▸ **TASK TO CARRY OUT**: Find every line in the records below that holds the word "toujours" and copy it.
— BEGIN SUPPLIED ENTRIES —
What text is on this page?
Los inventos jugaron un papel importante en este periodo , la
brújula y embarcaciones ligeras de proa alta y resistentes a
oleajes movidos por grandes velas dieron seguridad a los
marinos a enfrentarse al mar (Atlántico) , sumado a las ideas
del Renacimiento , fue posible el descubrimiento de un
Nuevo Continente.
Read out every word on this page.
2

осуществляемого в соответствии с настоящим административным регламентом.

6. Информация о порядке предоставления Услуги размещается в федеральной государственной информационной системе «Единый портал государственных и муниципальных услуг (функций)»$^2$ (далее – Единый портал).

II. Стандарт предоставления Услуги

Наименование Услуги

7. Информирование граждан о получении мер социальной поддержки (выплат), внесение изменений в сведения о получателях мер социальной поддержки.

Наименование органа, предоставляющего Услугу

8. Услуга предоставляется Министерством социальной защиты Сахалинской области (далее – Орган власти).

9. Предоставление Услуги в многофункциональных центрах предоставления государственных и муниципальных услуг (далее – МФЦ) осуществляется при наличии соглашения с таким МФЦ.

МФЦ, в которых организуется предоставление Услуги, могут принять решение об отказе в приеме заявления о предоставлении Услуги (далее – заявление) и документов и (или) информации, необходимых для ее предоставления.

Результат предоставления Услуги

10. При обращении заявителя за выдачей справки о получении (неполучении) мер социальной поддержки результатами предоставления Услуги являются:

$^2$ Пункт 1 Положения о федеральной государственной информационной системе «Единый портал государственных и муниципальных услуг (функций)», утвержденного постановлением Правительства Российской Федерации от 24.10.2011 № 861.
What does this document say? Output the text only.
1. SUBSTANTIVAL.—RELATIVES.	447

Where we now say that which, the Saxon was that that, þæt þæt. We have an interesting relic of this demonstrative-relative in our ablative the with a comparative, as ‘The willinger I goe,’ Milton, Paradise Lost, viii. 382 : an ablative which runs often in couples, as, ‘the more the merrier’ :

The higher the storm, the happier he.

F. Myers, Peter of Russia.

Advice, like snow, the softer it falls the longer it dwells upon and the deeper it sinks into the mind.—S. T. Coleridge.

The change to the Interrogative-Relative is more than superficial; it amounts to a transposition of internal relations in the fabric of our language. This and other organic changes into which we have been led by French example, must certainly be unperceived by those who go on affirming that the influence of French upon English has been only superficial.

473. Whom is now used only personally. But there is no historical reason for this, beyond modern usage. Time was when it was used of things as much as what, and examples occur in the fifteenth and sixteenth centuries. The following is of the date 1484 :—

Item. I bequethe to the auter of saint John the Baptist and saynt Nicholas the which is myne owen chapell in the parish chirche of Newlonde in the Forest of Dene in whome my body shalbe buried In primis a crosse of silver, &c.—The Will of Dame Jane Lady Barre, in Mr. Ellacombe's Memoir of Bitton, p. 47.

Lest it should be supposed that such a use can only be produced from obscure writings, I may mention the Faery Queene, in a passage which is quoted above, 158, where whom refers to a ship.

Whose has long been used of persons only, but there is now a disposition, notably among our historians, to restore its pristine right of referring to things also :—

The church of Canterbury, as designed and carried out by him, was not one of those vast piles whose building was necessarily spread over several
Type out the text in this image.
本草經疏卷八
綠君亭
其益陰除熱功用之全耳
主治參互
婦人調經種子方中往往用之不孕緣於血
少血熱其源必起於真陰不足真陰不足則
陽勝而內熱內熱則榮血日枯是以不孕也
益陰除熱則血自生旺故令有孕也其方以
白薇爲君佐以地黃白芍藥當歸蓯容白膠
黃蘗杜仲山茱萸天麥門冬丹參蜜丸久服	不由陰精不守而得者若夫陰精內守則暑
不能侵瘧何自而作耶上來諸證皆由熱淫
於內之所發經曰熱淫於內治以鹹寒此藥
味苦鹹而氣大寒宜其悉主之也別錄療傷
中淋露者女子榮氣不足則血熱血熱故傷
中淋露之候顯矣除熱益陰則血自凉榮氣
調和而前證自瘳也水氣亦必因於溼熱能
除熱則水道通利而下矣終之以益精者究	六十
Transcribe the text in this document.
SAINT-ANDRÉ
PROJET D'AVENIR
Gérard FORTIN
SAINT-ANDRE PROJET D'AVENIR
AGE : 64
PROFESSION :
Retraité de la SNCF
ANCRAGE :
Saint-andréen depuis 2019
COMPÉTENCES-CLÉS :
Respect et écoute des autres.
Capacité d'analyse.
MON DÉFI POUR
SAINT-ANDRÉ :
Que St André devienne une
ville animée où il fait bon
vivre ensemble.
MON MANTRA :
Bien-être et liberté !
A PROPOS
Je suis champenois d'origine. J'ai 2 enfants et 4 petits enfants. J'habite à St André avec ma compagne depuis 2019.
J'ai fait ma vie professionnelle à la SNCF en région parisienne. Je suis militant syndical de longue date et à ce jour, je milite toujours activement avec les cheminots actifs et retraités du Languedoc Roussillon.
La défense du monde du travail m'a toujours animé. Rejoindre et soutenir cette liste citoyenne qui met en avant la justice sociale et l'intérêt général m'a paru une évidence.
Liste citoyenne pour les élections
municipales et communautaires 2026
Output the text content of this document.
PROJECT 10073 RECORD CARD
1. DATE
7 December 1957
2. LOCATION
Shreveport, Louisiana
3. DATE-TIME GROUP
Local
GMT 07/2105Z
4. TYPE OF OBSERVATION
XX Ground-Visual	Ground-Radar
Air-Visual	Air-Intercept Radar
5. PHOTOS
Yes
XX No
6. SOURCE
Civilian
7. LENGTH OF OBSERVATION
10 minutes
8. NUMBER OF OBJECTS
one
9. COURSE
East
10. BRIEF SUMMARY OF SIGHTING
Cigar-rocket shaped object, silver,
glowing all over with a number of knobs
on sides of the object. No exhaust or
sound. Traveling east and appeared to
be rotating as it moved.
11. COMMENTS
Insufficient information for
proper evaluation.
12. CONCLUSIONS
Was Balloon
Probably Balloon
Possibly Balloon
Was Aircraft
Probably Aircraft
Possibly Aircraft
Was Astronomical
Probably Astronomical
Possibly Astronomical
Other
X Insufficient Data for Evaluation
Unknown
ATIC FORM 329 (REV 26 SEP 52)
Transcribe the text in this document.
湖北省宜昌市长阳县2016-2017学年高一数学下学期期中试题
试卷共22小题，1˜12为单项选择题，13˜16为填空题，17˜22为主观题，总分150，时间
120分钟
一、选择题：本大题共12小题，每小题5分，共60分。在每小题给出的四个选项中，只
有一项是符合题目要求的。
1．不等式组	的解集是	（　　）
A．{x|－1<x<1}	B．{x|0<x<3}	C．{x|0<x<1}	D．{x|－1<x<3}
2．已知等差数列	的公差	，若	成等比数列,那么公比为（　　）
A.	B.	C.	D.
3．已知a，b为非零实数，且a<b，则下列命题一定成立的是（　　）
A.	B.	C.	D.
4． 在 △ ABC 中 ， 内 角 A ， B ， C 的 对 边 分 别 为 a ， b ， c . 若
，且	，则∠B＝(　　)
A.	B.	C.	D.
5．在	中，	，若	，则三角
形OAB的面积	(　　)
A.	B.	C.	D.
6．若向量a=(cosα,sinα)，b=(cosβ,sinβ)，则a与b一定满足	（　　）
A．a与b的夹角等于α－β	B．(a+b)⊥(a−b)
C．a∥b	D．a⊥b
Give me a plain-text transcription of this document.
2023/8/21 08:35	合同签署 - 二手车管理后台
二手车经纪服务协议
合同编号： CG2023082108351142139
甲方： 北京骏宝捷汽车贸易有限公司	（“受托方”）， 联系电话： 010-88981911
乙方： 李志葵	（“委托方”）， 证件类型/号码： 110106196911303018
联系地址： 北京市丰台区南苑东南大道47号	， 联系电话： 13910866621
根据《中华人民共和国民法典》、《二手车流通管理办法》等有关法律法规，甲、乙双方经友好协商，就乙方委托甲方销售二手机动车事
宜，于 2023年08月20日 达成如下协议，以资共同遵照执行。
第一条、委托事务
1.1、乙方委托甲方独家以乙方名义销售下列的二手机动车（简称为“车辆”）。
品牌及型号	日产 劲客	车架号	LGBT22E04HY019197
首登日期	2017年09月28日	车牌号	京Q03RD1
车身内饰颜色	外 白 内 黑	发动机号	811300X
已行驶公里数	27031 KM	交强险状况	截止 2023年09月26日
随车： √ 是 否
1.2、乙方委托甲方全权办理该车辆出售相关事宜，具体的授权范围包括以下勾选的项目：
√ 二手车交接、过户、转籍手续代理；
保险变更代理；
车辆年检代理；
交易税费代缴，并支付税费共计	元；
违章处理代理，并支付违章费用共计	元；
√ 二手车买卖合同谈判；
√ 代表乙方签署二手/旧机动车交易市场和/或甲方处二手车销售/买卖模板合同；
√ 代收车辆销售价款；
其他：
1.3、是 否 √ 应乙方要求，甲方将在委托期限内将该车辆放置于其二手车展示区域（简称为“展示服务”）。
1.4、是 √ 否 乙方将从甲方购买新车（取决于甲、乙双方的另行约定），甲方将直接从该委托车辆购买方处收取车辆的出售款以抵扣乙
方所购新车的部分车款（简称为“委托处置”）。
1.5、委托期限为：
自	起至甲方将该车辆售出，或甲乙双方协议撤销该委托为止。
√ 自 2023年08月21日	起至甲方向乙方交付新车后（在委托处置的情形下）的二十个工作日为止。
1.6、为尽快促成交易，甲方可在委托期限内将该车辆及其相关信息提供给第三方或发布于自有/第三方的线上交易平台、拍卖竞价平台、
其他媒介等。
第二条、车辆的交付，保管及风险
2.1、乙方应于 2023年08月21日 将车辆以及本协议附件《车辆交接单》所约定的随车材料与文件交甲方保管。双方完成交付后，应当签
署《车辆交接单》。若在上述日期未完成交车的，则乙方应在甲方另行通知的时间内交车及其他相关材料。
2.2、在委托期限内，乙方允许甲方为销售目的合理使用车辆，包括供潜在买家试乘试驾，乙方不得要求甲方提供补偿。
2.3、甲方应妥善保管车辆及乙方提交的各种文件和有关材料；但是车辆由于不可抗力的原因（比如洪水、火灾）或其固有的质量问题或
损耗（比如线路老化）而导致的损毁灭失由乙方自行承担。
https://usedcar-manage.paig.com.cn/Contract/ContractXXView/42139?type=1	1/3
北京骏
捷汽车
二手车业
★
— END SUPPLIED ENTRIES —
▸ **EXERCISE RESPONSE**:
J'ai fait ma vie professionnelle à la SNCF en région parisienne. Je suis militant syndical de longue date et à ce jour, je milite toujours activement avec les cheminots actifs et retraités du Languedoc Roussillon.
La défense du monde du travail m'a toujours animé. Rejoindre et soutenir cette liste citoyenne qui met en avant la justice sociale et l'intérêt général m'a paru une évidence.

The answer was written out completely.